Only the number is wanted: how many lines contain the string "والمقاييس"?

##### Source records

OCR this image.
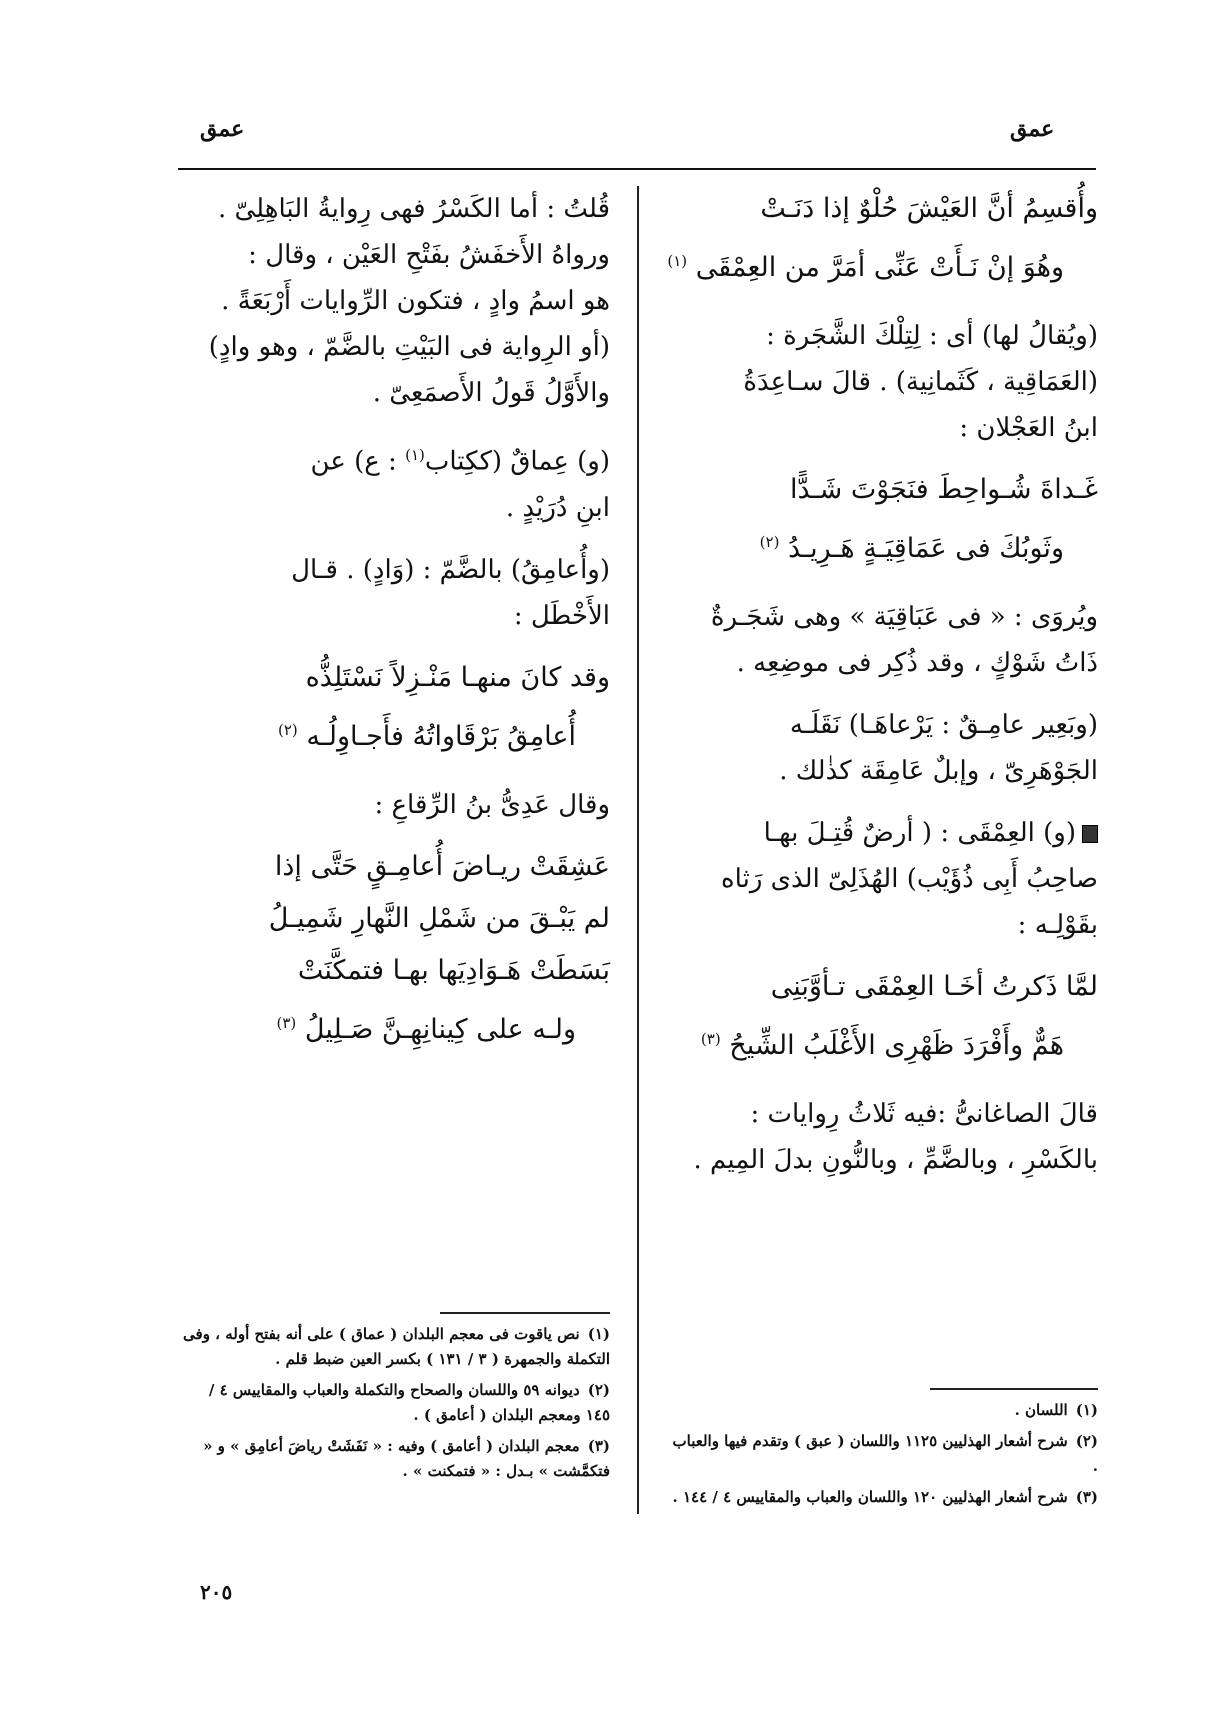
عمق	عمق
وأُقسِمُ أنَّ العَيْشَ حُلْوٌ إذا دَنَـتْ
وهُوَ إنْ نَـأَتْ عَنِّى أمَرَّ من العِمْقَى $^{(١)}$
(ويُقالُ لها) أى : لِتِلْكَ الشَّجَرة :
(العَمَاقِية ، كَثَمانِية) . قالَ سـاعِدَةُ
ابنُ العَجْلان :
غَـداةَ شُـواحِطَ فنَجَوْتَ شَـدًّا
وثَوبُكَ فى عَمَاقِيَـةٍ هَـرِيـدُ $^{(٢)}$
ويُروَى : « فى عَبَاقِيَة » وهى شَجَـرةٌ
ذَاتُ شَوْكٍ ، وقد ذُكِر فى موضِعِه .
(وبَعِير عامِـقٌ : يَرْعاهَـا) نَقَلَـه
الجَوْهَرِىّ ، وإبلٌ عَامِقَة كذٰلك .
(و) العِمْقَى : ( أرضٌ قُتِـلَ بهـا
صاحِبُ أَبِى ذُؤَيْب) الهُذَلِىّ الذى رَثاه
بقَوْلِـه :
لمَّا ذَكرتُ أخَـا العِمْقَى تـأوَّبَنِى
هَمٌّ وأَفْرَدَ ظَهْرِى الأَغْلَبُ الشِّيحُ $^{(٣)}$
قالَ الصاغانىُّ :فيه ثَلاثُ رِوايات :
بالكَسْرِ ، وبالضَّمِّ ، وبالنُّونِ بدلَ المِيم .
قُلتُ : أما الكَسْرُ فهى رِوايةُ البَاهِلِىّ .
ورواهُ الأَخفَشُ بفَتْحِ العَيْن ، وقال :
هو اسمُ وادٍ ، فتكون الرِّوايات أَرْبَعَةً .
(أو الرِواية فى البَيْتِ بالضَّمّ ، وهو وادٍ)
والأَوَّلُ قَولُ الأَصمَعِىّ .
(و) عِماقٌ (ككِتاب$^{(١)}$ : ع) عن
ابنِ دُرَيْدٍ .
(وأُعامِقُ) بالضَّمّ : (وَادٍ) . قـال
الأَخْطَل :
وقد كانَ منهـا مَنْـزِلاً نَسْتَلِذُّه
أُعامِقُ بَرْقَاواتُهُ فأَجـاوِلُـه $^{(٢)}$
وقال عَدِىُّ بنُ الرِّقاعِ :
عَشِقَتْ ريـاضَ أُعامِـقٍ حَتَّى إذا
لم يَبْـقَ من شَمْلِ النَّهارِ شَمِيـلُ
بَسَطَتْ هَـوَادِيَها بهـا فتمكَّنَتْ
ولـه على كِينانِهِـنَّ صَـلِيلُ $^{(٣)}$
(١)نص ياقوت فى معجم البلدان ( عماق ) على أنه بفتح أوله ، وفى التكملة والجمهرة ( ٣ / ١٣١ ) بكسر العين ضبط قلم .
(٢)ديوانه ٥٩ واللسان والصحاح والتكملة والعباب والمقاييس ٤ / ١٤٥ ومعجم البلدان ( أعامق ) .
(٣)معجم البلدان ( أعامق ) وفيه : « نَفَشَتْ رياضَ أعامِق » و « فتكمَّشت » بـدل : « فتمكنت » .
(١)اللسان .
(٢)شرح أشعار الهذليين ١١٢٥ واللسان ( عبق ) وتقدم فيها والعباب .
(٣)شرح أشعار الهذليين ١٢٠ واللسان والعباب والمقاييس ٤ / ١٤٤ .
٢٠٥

##########

**Output**.
2